** Given request **
Below are some records; work out how many of their lines contain "liên" and give the number only.

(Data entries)
►

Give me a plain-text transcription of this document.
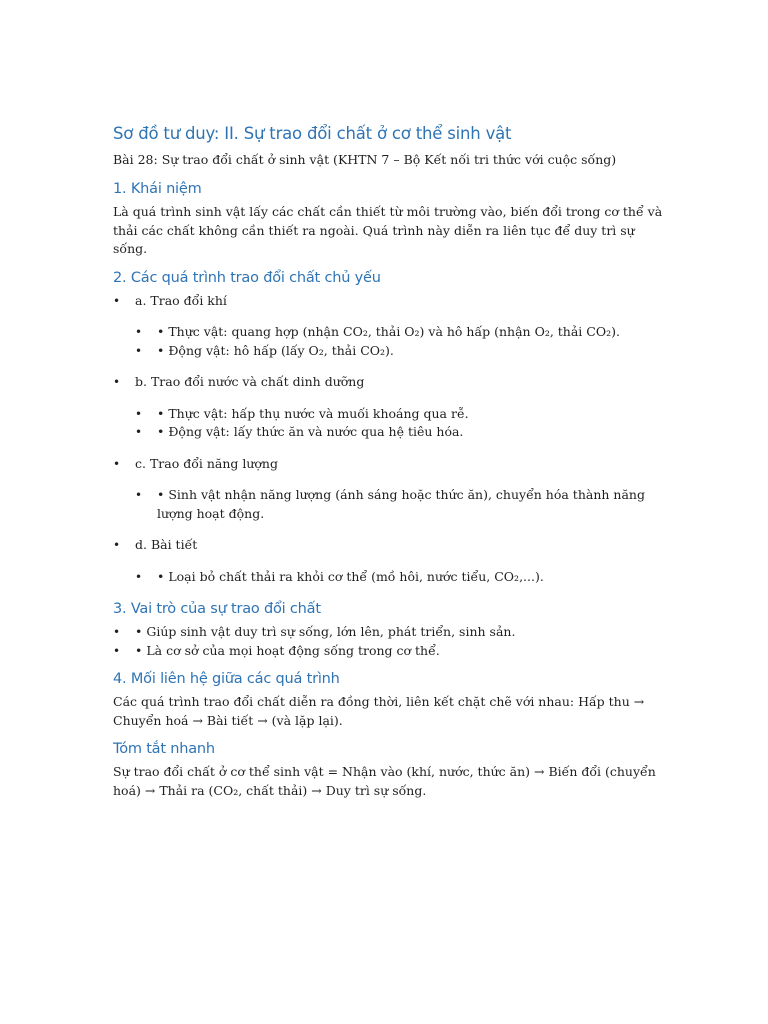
Sơ đồ tư duy: II. Sự trao đổi chất ở cơ thể sinh vật
Bài 28: Sự trao đổi chất ở sinh vật (KHTN 7 – Bộ Kết nối tri thức với cuộc sống)
1. Khái niệm

Là quá trình sinh vật lấy các chất cần thiết từ môi trường vào, biến đổi trong cơ thể và thải các chất không cần thiết ra ngoài. Quá trình này diễn ra liên tục để duy trì sự sống.

2. Các quá trình trao đổi chất chủ yếu
• a. Trao đổi khí
• • Thực vật: quang hợp (nhận CO₂, thải O₂) và hô hấp (nhận O₂, thải CO₂).
• • Động vật: hô hấp (lấy O₂, thải CO₂).
• b. Trao đổi nước và chất dinh dưỡng
• • Thực vật: hấp thụ nước và muối khoáng qua rễ.
• • Động vật: lấy thức ăn và nước qua hệ tiêu hóa.
• c. Trao đổi năng lượng
• • Sinh vật nhận năng lượng (ánh sáng hoặc thức ăn), chuyển hóa thành năng lượng hoạt động.
• d. Bài tiết
• • Loại bỏ chất thải ra khỏi cơ thể (mồ hôi, nước tiểu, CO₂,...).
3. Vai trò của sự trao đổi chất
• • Giúp sinh vật duy trì sự sống, lớn lên, phát triển, sinh sản.
• • Là cơ sở của mọi hoạt động sống trong cơ thể.
4. Mối liên hệ giữa các quá trình

Các quá trình trao đổi chất diễn ra đồng thời, liên kết chặt chẽ với nhau: Hấp thu → Chuyển hoá → Bài tiết → (và lặp lại).

Tóm tắt nhanh

Sự trao đổi chất ở cơ thể sinh vật = Nhận vào (khí, nước, thức ăn) → Biến đổi (chuyển hoá) → Thải ra (CO₂, chất thải) → Duy trì sự sống.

◄

** The output **
3